● THE EXERCISE
Collect all lines below with the string "proviennent".

── RECORDS FOR THIS EXERCISE ──

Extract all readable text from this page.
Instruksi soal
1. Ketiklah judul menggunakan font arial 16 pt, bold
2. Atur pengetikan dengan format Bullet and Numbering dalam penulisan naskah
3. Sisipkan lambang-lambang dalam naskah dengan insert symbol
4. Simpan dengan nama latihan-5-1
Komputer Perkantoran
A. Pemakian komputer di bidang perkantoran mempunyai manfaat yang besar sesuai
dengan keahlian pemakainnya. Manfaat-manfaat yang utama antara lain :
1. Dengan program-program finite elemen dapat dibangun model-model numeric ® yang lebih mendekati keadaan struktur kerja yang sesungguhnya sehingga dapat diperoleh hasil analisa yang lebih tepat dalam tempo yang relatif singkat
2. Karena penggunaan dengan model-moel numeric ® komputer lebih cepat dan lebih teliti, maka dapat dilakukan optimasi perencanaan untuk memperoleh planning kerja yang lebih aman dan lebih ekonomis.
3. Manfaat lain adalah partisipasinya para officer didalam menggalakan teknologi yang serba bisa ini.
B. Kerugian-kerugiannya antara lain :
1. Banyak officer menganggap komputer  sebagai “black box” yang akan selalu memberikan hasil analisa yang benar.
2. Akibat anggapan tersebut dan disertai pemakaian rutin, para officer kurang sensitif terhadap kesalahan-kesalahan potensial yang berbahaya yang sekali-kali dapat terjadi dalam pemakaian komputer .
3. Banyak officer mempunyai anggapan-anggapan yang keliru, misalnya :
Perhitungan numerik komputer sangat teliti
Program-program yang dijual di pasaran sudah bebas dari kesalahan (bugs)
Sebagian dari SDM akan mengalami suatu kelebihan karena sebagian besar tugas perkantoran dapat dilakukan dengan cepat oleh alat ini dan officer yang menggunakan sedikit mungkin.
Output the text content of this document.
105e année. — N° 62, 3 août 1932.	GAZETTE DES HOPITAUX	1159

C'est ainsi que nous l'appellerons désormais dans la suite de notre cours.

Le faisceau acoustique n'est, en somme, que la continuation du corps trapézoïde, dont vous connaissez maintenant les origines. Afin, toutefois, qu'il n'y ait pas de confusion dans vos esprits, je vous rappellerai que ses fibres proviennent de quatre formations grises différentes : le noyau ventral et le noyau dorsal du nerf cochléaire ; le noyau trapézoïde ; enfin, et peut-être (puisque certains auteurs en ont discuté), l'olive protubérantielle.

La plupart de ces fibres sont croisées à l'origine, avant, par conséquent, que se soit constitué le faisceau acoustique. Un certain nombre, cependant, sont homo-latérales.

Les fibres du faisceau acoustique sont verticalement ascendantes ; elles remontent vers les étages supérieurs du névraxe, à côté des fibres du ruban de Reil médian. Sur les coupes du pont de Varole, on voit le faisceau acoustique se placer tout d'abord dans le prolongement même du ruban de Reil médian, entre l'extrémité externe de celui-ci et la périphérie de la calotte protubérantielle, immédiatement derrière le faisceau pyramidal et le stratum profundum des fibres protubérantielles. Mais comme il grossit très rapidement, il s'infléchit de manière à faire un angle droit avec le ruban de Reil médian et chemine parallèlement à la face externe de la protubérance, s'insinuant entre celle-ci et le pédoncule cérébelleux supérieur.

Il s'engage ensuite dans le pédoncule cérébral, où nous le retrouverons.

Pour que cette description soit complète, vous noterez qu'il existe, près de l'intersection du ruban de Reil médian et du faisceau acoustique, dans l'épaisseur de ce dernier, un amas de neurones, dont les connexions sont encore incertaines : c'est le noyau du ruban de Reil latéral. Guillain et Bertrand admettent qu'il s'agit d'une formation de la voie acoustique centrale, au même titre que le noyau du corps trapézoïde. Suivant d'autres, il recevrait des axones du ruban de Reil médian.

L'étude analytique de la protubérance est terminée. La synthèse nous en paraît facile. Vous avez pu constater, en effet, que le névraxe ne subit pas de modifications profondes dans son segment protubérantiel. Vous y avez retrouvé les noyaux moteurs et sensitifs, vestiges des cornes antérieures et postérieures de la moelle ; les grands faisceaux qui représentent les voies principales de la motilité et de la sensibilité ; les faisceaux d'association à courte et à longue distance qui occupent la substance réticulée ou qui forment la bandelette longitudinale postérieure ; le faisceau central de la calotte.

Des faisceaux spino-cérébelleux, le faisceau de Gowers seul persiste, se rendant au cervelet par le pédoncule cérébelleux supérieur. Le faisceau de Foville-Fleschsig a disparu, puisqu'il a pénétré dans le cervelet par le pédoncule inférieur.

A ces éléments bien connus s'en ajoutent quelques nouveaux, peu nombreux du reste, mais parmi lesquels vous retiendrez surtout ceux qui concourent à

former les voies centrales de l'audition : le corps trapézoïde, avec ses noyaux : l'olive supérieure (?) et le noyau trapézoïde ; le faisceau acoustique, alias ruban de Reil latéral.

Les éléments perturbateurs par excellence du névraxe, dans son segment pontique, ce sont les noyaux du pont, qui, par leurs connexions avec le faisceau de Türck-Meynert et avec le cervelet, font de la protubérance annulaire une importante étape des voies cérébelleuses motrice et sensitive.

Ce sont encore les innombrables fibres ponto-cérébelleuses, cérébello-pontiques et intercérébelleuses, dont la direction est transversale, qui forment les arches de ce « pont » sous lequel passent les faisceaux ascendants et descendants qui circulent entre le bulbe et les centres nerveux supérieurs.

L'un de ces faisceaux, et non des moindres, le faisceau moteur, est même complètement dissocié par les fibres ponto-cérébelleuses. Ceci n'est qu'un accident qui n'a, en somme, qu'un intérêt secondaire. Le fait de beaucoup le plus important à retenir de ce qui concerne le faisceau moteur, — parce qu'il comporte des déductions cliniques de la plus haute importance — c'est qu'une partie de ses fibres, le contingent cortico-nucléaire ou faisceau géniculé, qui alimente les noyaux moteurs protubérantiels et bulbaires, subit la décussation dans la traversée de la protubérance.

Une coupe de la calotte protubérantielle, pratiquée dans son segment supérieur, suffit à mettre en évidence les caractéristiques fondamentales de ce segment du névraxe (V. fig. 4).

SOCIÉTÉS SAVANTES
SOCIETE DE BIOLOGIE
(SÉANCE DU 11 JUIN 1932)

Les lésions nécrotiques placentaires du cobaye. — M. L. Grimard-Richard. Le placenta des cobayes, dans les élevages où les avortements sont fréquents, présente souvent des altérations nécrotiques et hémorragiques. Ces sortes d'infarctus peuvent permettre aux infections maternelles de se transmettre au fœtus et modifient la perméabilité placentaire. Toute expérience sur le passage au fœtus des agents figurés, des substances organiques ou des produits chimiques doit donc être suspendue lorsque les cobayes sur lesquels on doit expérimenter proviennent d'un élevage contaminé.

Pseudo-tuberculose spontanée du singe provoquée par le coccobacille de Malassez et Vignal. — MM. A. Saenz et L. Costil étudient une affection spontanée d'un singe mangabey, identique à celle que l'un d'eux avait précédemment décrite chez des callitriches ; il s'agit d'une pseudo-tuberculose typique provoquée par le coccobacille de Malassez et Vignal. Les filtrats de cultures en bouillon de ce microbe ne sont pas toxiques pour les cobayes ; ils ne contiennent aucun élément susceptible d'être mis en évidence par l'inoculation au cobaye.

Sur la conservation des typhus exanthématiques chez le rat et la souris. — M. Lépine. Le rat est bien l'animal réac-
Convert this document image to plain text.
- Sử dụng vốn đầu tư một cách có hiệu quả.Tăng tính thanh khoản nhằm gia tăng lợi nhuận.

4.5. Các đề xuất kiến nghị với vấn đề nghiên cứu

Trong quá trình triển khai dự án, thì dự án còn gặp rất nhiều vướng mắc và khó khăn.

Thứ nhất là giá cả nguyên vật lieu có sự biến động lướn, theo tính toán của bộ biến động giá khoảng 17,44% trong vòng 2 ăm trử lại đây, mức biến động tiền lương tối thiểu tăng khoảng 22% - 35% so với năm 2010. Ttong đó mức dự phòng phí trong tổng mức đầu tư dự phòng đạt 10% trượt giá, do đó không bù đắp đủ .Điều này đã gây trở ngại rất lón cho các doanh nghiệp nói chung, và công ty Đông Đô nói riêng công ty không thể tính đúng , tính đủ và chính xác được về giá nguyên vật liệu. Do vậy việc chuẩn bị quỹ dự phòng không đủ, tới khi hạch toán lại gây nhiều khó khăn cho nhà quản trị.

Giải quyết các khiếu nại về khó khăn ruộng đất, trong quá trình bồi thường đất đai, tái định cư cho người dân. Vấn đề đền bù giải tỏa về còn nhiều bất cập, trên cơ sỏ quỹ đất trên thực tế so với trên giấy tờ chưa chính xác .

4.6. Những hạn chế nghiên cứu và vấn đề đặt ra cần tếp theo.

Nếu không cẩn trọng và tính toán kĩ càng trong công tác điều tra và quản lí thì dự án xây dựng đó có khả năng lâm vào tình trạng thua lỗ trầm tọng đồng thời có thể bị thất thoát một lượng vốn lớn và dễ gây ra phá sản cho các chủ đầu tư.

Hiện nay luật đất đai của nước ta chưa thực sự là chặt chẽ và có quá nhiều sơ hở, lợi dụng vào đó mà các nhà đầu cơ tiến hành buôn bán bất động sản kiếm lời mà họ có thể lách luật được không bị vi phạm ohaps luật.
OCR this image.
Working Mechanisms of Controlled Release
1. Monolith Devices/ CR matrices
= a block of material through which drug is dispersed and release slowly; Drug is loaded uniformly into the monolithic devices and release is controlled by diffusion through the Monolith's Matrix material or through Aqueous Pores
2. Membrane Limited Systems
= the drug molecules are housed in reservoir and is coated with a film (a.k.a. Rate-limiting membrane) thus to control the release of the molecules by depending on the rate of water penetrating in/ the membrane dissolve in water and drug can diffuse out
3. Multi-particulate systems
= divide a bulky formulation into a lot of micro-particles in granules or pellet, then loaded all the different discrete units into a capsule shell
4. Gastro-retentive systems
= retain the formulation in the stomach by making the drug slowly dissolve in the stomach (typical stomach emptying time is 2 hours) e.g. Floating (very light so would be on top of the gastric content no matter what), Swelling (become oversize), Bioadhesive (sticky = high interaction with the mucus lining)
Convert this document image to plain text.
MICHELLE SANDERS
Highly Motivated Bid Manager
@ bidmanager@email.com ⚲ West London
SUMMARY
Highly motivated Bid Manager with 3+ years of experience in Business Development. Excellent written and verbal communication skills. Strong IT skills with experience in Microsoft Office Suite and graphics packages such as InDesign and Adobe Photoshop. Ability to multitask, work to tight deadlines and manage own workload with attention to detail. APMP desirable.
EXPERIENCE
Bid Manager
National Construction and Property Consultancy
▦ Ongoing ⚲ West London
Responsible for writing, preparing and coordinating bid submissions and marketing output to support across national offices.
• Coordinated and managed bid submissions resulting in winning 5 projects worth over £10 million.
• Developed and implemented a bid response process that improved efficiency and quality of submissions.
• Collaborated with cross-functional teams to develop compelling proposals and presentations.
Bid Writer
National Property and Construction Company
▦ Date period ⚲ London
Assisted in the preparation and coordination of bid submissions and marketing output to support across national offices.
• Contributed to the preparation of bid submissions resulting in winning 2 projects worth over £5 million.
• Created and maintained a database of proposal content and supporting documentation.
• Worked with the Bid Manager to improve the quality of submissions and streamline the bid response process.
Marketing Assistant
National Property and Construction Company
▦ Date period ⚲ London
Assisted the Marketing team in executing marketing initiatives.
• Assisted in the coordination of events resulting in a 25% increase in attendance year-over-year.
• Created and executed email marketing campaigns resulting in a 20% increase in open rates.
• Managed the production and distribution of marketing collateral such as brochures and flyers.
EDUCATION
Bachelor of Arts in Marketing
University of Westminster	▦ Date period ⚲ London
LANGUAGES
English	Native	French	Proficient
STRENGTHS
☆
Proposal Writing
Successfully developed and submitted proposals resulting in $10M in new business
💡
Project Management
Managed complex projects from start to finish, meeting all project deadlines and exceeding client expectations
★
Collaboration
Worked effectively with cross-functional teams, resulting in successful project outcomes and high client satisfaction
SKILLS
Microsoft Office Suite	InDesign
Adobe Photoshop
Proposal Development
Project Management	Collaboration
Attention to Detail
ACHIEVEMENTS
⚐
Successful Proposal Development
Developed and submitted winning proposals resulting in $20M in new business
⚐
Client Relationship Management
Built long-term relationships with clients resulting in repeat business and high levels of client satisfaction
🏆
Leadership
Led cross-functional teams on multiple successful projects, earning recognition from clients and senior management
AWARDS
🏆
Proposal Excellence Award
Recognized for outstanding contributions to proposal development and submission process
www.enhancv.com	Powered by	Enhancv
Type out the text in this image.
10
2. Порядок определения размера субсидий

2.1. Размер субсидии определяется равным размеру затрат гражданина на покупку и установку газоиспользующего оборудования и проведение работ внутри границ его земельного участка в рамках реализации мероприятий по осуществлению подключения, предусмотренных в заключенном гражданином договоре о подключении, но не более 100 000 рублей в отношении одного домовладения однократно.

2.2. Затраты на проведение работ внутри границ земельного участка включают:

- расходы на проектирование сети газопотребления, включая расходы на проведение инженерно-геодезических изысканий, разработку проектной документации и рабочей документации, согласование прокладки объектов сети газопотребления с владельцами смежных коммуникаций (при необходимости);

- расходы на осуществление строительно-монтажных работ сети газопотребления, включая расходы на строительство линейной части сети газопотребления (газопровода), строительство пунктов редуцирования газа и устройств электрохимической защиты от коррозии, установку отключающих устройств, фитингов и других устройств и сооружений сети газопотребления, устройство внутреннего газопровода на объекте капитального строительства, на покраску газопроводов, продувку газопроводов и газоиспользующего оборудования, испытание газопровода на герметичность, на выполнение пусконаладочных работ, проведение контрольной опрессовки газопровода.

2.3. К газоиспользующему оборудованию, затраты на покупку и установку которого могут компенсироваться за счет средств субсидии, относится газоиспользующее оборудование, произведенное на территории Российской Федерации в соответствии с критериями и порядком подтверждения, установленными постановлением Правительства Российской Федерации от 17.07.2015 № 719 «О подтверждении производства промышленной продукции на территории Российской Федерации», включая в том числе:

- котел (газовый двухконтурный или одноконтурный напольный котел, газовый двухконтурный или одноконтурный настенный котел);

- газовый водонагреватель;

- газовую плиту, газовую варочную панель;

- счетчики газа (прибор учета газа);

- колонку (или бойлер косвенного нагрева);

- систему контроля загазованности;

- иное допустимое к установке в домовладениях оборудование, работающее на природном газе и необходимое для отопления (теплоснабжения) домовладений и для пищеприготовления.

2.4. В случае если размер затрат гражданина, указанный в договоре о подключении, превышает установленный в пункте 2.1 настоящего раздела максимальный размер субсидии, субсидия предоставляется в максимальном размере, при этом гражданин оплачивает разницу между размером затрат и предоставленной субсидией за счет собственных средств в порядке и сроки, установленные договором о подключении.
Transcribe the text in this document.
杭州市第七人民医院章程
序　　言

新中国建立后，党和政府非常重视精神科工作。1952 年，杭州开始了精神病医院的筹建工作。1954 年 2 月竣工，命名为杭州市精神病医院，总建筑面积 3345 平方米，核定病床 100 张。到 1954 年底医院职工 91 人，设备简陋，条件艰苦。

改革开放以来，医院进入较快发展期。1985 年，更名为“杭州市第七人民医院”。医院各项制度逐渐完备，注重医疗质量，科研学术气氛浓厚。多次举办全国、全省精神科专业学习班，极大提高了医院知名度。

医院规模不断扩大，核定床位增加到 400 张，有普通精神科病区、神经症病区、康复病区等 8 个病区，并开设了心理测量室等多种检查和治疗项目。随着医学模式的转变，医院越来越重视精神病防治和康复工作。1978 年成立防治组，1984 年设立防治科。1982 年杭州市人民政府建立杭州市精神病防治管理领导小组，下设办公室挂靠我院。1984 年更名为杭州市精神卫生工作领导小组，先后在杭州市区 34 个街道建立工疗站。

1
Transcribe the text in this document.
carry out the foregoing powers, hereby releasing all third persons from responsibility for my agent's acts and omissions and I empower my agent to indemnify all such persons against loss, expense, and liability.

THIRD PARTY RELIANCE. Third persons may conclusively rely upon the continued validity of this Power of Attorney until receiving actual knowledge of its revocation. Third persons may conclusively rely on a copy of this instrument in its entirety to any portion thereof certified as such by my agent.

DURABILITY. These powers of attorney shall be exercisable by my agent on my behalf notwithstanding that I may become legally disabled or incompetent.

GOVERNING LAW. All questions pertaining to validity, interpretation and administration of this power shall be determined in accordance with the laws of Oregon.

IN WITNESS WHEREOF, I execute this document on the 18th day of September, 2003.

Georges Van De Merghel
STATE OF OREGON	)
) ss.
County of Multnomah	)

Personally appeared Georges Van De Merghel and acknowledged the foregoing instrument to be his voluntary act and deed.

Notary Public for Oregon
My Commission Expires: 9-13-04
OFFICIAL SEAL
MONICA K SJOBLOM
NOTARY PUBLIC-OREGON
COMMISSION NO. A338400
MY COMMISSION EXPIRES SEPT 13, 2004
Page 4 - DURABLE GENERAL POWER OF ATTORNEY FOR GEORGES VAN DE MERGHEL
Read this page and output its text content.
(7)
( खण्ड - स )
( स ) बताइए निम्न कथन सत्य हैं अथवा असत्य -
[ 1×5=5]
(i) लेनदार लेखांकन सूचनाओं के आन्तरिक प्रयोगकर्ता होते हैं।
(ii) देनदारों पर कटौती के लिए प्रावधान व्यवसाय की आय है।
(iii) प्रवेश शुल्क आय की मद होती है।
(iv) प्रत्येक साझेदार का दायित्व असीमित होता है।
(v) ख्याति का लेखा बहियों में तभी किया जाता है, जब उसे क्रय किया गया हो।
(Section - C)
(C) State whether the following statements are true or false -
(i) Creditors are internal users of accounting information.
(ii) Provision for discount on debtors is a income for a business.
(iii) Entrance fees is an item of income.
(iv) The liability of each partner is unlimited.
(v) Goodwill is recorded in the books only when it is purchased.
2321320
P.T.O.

───

● OUTPUT OF THE EXERCISE
Le faisceau acoustique n'est, en somme, que la continuation du corps trapézoïde, dont vous connaissez maintenant les origines. Afin, toutefois, qu'il n'y ait pas de confusion dans vos esprits, je vous rappellerai que ses fibres proviennent de quatre formations grises différentes : le noyau ventral et le noyau dorsal du nerf cochléaire ; le noyau trapézoïde ; enfin, et peut-être (puisque certains auteurs en ont discuté), l'olive protubérantielle.
Les lésions nécrotiques placentaires du cobaye. — M. L. Grimard-Richard. Le placenta des cobayes, dans les élevages où les avortements sont fréquents, présente souvent des altérations nécrotiques et hémorragiques. Ces sortes d'infarctus peuvent permettre aux infections maternelles de se transmettre au fœtus et modifient la perméabilité placentaire. Toute expérience sur le passage au fœtus des agents figurés, des substances organiques ou des produits chimiques doit donc être suspendue lorsque les cobayes sur lesquels on doit expérimenter proviennent d'un élevage contaminé.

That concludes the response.